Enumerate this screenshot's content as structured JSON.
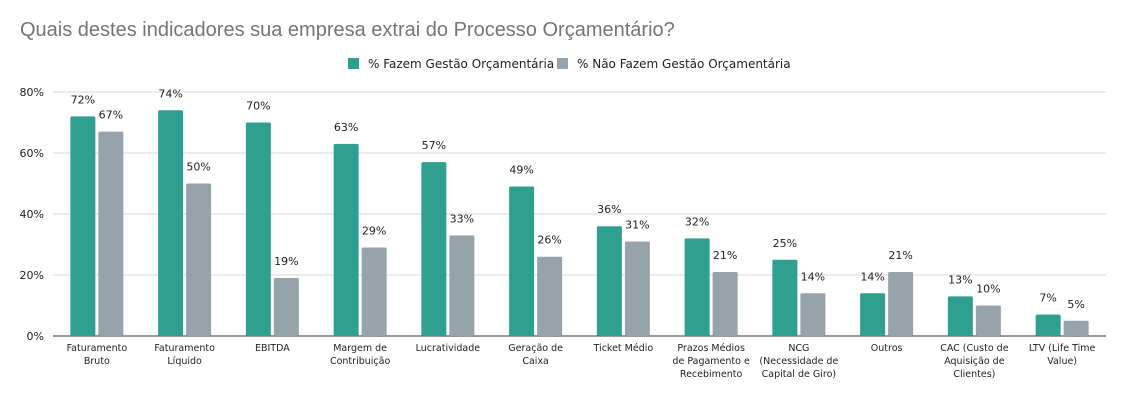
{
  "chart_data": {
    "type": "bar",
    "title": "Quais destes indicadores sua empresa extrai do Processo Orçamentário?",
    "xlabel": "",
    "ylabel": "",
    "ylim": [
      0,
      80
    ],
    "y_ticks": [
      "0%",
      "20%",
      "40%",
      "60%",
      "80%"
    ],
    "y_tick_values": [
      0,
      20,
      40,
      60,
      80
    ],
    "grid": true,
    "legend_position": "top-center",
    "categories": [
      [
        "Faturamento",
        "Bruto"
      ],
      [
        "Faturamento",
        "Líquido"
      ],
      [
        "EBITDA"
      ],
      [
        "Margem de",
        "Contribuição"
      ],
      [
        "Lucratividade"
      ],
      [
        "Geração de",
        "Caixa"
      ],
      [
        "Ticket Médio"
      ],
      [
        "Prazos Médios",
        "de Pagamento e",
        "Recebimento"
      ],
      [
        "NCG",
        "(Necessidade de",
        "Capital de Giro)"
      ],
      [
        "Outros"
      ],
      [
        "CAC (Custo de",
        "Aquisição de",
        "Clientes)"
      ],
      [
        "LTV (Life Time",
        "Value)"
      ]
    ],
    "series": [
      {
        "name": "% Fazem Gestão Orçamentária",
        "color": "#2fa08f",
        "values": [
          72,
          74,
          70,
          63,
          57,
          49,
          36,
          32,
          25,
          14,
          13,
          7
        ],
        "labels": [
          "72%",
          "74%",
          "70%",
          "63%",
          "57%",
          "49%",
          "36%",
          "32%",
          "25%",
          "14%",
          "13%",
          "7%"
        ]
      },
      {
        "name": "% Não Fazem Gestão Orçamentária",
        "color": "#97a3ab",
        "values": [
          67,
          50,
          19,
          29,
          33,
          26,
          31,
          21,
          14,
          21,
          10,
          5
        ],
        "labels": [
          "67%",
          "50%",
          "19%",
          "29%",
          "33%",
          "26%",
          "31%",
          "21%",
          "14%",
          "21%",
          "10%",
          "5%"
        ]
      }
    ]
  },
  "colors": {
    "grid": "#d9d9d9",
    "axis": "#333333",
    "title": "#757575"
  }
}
--
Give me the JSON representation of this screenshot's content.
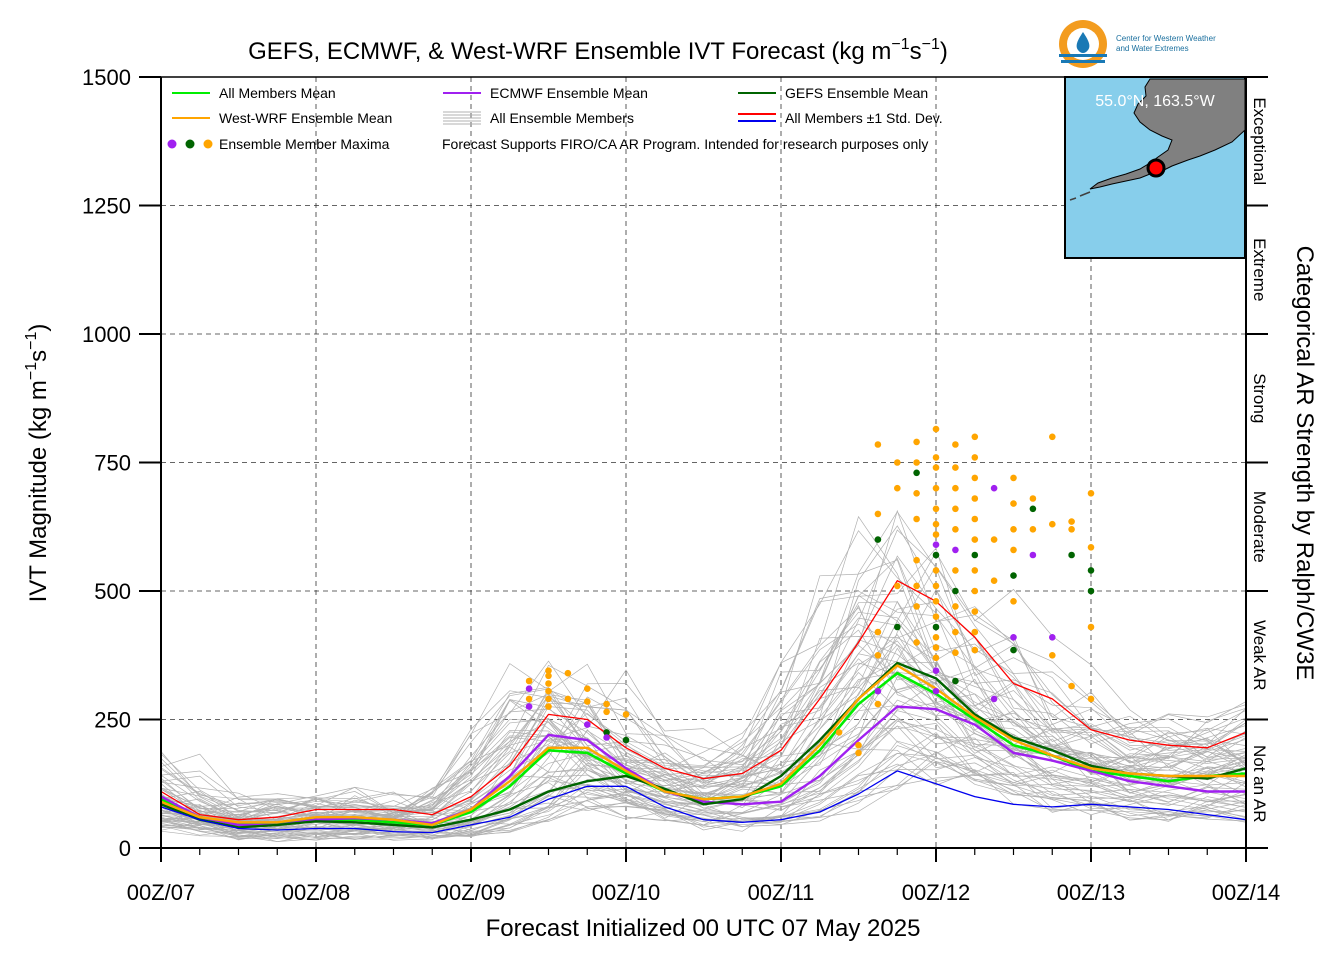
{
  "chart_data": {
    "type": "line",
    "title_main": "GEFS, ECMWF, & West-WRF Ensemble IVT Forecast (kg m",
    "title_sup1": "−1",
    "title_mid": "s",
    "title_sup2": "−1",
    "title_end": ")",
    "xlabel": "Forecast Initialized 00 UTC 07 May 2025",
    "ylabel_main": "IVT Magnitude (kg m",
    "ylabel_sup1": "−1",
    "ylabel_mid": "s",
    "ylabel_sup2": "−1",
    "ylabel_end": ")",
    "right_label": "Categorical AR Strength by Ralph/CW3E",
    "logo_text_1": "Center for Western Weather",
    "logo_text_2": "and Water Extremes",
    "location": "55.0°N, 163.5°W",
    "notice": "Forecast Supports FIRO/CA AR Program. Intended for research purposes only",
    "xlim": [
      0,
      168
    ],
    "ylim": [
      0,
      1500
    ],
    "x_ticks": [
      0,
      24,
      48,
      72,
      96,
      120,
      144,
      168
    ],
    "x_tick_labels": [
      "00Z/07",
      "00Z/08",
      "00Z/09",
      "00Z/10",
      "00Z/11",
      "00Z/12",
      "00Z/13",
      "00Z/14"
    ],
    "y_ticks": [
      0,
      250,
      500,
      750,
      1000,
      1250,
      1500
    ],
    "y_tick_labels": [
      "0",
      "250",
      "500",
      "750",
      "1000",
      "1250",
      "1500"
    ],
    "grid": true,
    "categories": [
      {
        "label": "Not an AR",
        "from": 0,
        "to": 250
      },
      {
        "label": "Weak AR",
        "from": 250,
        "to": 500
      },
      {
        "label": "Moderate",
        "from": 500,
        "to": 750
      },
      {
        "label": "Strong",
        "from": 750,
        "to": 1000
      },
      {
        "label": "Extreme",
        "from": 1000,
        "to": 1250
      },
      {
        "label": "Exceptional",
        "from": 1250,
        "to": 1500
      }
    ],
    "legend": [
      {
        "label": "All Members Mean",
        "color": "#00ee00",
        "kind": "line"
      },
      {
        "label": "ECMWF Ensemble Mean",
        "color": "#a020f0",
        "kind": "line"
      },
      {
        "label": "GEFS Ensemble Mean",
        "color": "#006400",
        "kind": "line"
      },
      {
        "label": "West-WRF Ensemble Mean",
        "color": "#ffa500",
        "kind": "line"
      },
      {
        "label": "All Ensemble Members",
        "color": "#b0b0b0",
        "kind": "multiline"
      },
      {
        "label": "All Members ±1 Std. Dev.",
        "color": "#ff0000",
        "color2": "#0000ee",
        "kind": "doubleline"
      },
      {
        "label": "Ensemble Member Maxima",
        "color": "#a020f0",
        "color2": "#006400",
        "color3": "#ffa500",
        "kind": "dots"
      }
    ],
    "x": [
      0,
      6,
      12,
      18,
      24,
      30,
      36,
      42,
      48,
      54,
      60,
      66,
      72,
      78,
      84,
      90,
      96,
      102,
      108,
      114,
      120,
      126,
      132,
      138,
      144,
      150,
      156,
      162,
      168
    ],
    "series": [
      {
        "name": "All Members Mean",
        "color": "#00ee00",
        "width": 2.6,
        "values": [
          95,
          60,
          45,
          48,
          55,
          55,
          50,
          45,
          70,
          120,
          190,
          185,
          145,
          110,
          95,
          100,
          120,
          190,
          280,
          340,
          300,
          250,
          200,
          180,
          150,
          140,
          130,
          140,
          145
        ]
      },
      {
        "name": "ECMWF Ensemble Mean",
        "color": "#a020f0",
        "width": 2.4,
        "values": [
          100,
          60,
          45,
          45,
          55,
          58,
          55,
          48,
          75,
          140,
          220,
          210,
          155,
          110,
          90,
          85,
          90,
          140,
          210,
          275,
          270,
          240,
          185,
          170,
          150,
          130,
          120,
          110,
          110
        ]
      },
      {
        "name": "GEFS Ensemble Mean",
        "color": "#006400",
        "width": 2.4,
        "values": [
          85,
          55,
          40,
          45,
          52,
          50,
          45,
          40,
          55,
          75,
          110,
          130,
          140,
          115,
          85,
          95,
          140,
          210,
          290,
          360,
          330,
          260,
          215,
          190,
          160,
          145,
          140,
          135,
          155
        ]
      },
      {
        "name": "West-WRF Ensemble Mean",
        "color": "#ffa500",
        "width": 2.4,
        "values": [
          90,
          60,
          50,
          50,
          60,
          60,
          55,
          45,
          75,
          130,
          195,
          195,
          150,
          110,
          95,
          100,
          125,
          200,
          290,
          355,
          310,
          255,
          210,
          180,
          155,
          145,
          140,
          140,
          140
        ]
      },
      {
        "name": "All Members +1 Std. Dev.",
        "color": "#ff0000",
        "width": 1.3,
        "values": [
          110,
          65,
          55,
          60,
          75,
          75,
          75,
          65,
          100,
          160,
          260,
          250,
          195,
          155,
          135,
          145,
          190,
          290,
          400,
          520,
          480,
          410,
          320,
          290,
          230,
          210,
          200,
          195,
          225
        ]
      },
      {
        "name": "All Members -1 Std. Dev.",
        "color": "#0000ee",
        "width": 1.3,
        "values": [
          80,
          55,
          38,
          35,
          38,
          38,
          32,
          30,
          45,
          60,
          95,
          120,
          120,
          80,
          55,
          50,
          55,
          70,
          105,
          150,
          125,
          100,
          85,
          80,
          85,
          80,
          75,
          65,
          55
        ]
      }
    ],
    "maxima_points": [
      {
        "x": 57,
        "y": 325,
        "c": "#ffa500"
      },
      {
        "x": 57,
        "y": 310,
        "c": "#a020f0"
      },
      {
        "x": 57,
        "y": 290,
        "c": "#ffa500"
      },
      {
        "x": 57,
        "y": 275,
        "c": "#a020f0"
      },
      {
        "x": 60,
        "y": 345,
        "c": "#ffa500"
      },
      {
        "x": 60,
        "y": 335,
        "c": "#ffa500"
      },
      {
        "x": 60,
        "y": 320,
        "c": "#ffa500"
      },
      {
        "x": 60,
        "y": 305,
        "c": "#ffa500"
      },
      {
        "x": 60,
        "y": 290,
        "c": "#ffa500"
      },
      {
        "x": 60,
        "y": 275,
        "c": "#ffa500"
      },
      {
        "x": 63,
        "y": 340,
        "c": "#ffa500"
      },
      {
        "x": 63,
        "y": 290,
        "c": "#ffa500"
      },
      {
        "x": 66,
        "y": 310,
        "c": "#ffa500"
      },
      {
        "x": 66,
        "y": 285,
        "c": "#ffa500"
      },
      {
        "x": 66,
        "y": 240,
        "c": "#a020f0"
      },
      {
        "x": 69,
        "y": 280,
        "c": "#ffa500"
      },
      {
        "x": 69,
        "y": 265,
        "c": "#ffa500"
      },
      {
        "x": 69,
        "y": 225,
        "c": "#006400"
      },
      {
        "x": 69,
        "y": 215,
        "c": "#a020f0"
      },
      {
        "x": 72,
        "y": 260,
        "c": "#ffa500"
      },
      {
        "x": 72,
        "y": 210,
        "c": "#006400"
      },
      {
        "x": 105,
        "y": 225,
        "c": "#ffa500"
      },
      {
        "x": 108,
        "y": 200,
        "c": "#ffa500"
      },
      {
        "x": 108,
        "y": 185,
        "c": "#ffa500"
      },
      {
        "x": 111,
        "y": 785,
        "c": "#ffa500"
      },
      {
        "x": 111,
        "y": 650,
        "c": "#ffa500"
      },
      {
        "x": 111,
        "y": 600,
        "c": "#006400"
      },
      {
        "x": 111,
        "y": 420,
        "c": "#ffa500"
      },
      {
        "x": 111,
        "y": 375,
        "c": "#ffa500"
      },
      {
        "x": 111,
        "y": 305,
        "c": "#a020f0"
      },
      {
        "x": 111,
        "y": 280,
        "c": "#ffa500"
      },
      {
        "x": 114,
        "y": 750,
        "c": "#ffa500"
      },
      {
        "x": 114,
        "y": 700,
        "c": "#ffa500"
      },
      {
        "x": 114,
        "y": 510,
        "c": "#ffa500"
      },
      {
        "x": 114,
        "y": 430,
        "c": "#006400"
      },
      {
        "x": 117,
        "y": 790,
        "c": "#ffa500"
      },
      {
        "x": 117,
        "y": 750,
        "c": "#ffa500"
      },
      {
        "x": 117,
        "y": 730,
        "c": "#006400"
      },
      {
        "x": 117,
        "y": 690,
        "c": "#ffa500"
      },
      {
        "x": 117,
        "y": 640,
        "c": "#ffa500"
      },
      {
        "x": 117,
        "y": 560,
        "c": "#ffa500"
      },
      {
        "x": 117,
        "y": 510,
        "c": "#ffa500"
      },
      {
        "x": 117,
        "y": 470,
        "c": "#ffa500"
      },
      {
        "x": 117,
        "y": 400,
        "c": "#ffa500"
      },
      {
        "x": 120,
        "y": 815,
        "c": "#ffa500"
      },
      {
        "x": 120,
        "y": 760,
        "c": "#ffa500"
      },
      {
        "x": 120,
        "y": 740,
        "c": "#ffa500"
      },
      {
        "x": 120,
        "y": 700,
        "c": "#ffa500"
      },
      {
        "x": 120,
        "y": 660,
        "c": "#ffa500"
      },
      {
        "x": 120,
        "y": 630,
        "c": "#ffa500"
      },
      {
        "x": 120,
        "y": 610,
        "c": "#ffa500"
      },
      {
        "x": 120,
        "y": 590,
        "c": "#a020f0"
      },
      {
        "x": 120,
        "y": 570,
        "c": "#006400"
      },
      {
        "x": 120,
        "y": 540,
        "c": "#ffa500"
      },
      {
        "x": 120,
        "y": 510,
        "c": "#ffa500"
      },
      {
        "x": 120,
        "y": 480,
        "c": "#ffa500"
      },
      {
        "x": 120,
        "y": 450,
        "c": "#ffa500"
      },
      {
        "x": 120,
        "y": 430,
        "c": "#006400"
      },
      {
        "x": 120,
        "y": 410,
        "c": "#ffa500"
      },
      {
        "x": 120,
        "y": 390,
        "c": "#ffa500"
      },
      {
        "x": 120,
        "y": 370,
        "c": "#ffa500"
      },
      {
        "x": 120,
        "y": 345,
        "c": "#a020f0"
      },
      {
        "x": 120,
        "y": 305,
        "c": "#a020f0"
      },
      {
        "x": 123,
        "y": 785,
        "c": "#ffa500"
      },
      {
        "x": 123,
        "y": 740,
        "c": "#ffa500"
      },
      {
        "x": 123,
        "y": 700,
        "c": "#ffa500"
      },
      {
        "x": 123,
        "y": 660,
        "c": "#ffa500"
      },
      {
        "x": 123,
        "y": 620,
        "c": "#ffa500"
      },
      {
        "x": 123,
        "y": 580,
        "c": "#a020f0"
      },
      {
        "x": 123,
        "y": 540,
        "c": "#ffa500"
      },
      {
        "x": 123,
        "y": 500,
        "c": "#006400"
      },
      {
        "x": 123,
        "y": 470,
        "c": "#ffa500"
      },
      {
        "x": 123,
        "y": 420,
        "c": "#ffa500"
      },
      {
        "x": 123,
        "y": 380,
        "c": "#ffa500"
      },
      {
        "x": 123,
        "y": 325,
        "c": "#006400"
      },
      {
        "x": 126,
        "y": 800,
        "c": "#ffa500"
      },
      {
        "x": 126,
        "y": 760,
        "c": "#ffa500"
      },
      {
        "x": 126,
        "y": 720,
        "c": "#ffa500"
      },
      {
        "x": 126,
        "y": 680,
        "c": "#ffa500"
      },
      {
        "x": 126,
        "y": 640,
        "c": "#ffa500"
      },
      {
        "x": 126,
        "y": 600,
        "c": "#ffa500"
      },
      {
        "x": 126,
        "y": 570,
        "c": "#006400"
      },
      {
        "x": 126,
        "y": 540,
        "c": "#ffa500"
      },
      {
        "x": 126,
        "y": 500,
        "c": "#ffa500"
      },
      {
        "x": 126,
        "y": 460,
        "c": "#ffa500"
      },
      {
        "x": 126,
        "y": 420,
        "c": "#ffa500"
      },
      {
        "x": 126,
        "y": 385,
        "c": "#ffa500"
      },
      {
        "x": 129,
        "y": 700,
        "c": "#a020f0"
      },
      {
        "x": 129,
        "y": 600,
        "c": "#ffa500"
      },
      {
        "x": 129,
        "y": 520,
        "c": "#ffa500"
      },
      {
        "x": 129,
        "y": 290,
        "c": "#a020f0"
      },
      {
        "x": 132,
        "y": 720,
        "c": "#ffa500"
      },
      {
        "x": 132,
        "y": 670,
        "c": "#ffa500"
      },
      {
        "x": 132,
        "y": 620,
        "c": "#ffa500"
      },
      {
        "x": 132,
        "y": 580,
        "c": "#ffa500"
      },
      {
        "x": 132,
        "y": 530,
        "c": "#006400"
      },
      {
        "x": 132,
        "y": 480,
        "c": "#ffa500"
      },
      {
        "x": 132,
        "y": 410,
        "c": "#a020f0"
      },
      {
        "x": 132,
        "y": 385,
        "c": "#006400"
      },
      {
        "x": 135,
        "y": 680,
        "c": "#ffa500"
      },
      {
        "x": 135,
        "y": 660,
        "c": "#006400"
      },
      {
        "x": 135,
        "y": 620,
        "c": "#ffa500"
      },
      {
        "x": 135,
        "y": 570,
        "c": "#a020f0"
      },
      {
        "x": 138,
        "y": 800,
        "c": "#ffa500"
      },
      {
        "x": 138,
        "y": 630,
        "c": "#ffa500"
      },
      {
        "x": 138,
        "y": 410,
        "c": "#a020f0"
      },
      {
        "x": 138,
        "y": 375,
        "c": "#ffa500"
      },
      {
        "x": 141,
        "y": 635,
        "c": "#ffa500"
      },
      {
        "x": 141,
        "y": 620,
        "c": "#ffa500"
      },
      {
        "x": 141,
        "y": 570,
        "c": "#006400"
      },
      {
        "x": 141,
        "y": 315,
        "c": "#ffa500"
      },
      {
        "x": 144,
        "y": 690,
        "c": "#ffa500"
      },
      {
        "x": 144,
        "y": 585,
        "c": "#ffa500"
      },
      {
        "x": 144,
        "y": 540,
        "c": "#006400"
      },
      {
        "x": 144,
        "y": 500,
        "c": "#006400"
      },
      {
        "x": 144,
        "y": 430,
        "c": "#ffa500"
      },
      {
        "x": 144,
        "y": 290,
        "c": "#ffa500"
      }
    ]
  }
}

* **SET PROBLEM**
Report all lines of the material that contain the word "Ensemble".

* **OUTPUT**
    "title_main": "GEFS, ECMWF, & West-WRF Ensemble IVT Forecast (kg m",
        "label": "ECMWF Ensemble Mean",
        "label": "GEFS Ensemble Mean",
        "label": "West-WRF Ensemble Mean",
        "label": "All Ensemble Members",
        "label": "Ensemble Member Maxima",
        "name": "ECMWF Ensemble Mean",
        "name": "GEFS Ensemble Mean",
        "name": "West-WRF Ensemble Mean",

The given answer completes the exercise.